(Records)

# # # # #

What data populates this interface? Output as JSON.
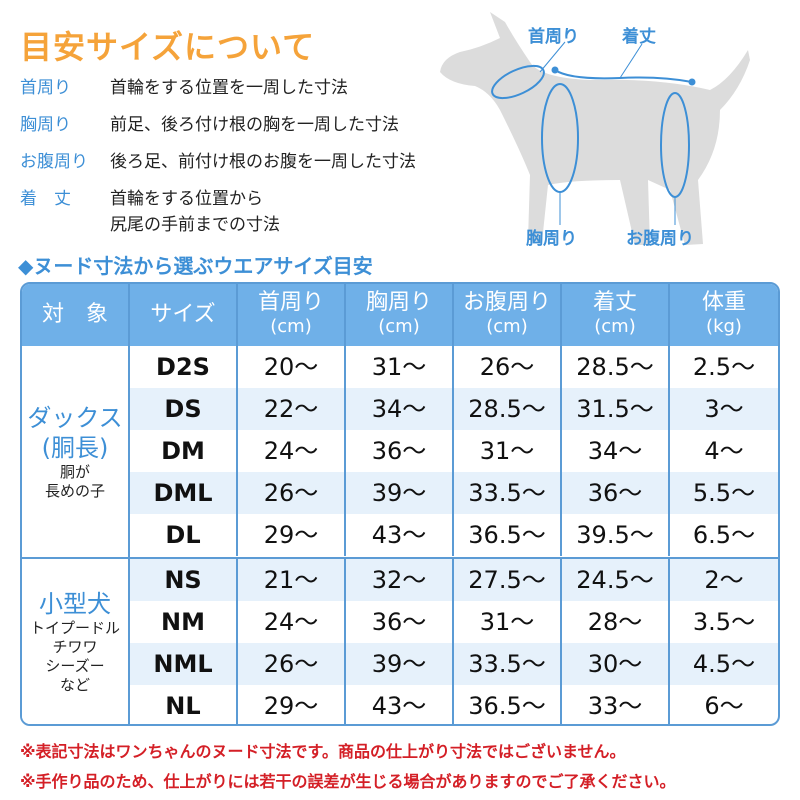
{
  "title": "目安サイズについて",
  "definitions": [
    {
      "term": "首周り",
      "desc": "首輪をする位置を一周した寸法"
    },
    {
      "term": "胸周り",
      "desc": "前足、後ろ付け根の胸を一周した寸法"
    },
    {
      "term": "お腹周り",
      "desc": "後ろ足、前付け根のお腹を一周した寸法"
    },
    {
      "term": "着　丈",
      "desc": "首輪をする位置から\n尻尾の手前までの寸法"
    }
  ],
  "diagram_labels": {
    "neck": "首周り",
    "length": "着丈",
    "chest": "胸周り",
    "belly": "お腹周り"
  },
  "subtitle": "◆ヌード寸法から選ぶウエアサイズ目安",
  "table": {
    "headers": [
      {
        "label": "対　象",
        "unit": ""
      },
      {
        "label": "サイズ",
        "unit": ""
      },
      {
        "label": "首周り",
        "unit": "(cm)"
      },
      {
        "label": "胸周り",
        "unit": "(cm)"
      },
      {
        "label": "お腹周り",
        "unit": "(cm)"
      },
      {
        "label": "着丈",
        "unit": "(cm)"
      },
      {
        "label": "体重",
        "unit": "(kg)"
      }
    ],
    "groups": [
      {
        "name": "ダックス\n(胴長)",
        "sub": "胴が\n長めの子",
        "rows": [
          [
            "D2S",
            "20～",
            "31～",
            "26～",
            "28.5～",
            "2.5～"
          ],
          [
            "DS",
            "22～",
            "34～",
            "28.5～",
            "31.5～",
            "3～"
          ],
          [
            "DM",
            "24～",
            "36～",
            "31～",
            "34～",
            "4～"
          ],
          [
            "DML",
            "26～",
            "39～",
            "33.5～",
            "36～",
            "5.5～"
          ],
          [
            "DL",
            "29～",
            "43～",
            "36.5～",
            "39.5～",
            "6.5～"
          ]
        ]
      },
      {
        "name": "小型犬",
        "sub": "トイプードル\nチワワ\nシーズー\nなど",
        "rows": [
          [
            "NS",
            "21～",
            "32～",
            "27.5～",
            "24.5～",
            "2～"
          ],
          [
            "NM",
            "24～",
            "36～",
            "31～",
            "28～",
            "3.5～"
          ],
          [
            "NML",
            "26～",
            "39～",
            "33.5～",
            "30～",
            "4.5～"
          ],
          [
            "NL",
            "29～",
            "43～",
            "36.5～",
            "33～",
            "6～"
          ]
        ]
      }
    ]
  },
  "notes": [
    "※表記寸法はワンちゃんのヌード寸法です。商品の仕上がり寸法ではございません。",
    "※手作り品のため、仕上がりには若干の誤差が生じる場合がありますのでご了承ください。"
  ],
  "colors": {
    "title": "#f5a33a",
    "accent": "#3d8fd6",
    "header": "#6fb0e8",
    "stripe": "#e6f1fb",
    "note": "#d41f26",
    "dog": "#dcdcdc"
  }
}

# # # # #

▸ **Stated exercise**: Copy the listing exactly. Any image in it stays out of the copy.

▸ **Right answer**:
What data populates this interface? Output as JSON.
{
  "title": "目安サイズについて",
  "definitions": [
    {
      "term": "首周り",
      "desc": "首輪をする位置を一周した寸法"
    },
    {
      "term": "胸周り",
      "desc": "前足、後ろ付け根の胸を一周した寸法"
    },
    {
      "term": "お腹周り",
      "desc": "後ろ足、前付け根のお腹を一周した寸法"
    },
    {
      "term": "着　丈",
      "desc": "首輪をする位置から\n尻尾の手前までの寸法"
    }
  ],
  "diagram_labels": {
    "neck": "首周り",
    "length": "着丈",
    "chest": "胸周り",
    "belly": "お腹周り"
  },
  "subtitle": "◆ヌード寸法から選ぶウエアサイズ目安",
  "table": {
    "headers": [
      {
        "label": "対　象",
        "unit": ""
      },
      {
        "label": "サイズ",
        "unit": ""
      },
      {
        "label": "首周り",
        "unit": "(cm)"
      },
      {
        "label": "胸周り",
        "unit": "(cm)"
      },
      {
        "label": "お腹周り",
        "unit": "(cm)"
      },
      {
        "label": "着丈",
        "unit": "(cm)"
      },
      {
        "label": "体重",
        "unit": "(kg)"
      }
    ],
    "groups": [
      {
        "name": "ダックス\n(胴長)",
        "sub": "胴が\n長めの子",
        "rows": [
          [
            "D2S",
            "20～",
            "31～",
            "26～",
            "28.5～",
            "2.5～"
          ],
          [
            "DS",
            "22～",
            "34～",
            "28.5～",
            "31.5～",
            "3～"
          ],
          [
            "DM",
            "24～",
            "36～",
            "31～",
            "34～",
            "4～"
          ],
          [
            "DML",
            "26～",
            "39～",
            "33.5～",
            "36～",
            "5.5～"
          ],
          [
            "DL",
            "29～",
            "43～",
            "36.5～",
            "39.5～",
            "6.5～"
          ]
        ]
      },
      {
        "name": "小型犬",
        "sub": "トイプードル\nチワワ\nシーズー\nなど",
        "rows": [
          [
            "NS",
            "21～",
            "32～",
            "27.5～",
            "24.5～",
            "2～"
          ],
          [
            "NM",
            "24～",
            "36～",
            "31～",
            "28～",
            "3.5～"
          ],
          [
            "NML",
            "26～",
            "39～",
            "33.5～",
            "30～",
            "4.5～"
          ],
          [
            "NL",
            "29～",
            "43～",
            "36.5～",
            "33～",
            "6～"
          ]
        ]
      }
    ]
  },
  "notes": [
    "※表記寸法はワンちゃんのヌード寸法です。商品の仕上がり寸法ではございません。",
    "※手作り品のため、仕上がりには若干の誤差が生じる場合がありますのでご了承ください。"
  ],
  "colors": {
    "title": "#f5a33a",
    "accent": "#3d8fd6",
    "header": "#6fb0e8",
    "stripe": "#e6f1fb",
    "note": "#d41f26",
    "dog": "#dcdcdc"
  }
}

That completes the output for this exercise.